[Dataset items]
· · · ·

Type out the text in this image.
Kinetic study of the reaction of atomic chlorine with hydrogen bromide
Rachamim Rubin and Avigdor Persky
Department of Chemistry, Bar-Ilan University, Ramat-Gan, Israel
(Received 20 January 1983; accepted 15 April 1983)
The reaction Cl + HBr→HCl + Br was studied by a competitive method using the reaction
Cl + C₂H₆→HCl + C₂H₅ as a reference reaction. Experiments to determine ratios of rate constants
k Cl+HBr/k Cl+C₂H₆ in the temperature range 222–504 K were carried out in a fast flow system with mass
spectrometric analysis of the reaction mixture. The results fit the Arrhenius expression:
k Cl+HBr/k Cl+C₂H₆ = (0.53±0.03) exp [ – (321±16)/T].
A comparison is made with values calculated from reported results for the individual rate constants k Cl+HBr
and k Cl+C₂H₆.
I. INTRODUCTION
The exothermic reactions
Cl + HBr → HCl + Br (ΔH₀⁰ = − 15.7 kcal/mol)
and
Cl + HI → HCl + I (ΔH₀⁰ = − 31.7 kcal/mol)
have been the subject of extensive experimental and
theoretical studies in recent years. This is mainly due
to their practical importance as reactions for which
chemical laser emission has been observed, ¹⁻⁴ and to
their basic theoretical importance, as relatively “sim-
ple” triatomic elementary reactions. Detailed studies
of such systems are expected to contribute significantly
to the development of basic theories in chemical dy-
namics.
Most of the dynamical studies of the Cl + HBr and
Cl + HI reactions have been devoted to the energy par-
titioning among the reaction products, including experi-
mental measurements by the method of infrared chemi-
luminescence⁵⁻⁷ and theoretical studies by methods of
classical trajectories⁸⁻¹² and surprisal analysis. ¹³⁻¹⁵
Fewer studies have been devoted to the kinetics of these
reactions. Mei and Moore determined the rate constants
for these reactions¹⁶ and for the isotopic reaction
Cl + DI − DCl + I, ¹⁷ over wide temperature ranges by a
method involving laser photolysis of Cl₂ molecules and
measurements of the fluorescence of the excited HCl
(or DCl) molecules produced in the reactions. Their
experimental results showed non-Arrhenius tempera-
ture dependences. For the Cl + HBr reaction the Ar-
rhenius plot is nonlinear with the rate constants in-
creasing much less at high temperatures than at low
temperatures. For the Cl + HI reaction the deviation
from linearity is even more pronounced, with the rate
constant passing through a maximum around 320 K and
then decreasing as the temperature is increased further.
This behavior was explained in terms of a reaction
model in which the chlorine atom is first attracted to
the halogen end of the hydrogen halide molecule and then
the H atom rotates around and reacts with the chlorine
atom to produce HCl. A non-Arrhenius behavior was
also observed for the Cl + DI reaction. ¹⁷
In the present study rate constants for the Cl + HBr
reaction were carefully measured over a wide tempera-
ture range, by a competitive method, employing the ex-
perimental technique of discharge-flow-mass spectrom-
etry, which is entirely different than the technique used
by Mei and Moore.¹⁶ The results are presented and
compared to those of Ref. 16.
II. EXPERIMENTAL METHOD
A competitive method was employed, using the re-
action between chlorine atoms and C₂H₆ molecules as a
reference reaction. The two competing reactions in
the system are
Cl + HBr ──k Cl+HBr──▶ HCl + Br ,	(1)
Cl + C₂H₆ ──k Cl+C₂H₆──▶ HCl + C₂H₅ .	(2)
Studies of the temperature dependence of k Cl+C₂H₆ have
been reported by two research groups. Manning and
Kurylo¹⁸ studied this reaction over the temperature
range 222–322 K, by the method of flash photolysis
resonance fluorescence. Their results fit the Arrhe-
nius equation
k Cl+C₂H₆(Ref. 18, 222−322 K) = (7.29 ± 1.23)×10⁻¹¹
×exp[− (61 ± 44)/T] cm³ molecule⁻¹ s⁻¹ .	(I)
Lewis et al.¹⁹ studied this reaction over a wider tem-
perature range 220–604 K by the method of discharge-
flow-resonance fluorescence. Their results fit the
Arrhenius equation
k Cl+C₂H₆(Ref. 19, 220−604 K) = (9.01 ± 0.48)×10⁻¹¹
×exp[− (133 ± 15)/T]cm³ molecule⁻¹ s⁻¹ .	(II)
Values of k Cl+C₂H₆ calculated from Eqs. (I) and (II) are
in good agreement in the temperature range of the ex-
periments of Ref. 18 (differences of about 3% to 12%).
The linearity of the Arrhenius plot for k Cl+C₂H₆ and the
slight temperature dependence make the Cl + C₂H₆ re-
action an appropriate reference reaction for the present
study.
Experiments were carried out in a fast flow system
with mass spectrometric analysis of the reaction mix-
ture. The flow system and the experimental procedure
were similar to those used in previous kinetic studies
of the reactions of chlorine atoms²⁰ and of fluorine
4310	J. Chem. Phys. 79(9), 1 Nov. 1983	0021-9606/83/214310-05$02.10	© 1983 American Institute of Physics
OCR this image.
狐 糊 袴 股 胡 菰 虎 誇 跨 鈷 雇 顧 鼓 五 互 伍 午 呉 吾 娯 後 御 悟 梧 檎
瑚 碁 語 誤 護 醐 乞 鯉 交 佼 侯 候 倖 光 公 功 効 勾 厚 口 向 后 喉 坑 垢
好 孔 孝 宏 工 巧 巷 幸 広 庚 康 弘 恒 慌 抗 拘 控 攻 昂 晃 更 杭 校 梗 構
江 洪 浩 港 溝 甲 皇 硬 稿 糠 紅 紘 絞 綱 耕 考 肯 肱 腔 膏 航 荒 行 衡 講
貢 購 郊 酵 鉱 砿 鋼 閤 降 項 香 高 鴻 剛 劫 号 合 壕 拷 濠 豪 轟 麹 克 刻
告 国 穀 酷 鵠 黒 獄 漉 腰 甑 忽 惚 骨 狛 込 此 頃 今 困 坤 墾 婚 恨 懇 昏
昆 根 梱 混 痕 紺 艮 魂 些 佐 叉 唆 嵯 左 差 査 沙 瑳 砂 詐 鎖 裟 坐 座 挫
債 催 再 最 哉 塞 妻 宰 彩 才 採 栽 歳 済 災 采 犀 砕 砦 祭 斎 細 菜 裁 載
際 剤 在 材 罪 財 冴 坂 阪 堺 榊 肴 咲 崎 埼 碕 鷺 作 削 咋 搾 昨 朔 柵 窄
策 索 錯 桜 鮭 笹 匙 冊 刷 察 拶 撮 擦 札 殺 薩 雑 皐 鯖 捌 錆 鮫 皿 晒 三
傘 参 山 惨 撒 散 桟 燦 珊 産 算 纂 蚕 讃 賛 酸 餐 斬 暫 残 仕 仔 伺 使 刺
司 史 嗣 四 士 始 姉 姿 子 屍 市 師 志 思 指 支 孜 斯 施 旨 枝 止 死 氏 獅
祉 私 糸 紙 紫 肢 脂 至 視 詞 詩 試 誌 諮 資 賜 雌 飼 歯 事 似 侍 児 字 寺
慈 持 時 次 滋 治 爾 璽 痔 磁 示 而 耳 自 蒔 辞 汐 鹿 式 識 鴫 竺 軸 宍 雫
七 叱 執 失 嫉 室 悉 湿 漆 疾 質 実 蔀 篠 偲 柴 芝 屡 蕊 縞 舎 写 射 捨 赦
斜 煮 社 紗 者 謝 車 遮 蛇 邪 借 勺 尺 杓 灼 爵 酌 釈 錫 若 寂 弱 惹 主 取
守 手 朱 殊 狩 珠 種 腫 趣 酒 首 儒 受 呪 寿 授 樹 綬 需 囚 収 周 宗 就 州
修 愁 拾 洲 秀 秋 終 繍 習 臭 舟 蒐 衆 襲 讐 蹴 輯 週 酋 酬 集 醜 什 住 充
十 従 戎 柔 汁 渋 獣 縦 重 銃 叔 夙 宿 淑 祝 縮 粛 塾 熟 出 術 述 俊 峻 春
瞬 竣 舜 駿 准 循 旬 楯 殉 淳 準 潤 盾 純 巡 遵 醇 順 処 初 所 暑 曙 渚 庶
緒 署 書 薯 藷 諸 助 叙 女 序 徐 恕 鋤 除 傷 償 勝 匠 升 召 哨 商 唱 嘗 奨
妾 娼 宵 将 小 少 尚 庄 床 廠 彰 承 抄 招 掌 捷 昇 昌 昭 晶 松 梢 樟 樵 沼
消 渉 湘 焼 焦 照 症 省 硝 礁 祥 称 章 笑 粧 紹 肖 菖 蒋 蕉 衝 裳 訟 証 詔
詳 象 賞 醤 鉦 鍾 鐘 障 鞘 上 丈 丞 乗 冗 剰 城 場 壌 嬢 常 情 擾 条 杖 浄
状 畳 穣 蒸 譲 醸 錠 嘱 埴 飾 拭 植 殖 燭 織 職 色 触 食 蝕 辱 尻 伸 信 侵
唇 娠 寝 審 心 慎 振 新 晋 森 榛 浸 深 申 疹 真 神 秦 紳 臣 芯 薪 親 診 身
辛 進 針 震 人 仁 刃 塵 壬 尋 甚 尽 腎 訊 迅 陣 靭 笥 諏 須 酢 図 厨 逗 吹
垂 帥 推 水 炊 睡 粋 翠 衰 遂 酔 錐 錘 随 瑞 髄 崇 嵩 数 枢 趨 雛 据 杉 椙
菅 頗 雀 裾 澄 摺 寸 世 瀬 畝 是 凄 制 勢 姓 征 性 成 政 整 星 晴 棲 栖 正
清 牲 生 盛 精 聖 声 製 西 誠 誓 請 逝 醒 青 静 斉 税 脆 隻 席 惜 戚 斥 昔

· · · ·

### What you are asked to do
Make a tally of the lines in this data that include the string "constants", and answer with that tally alone.

### Complete answer
5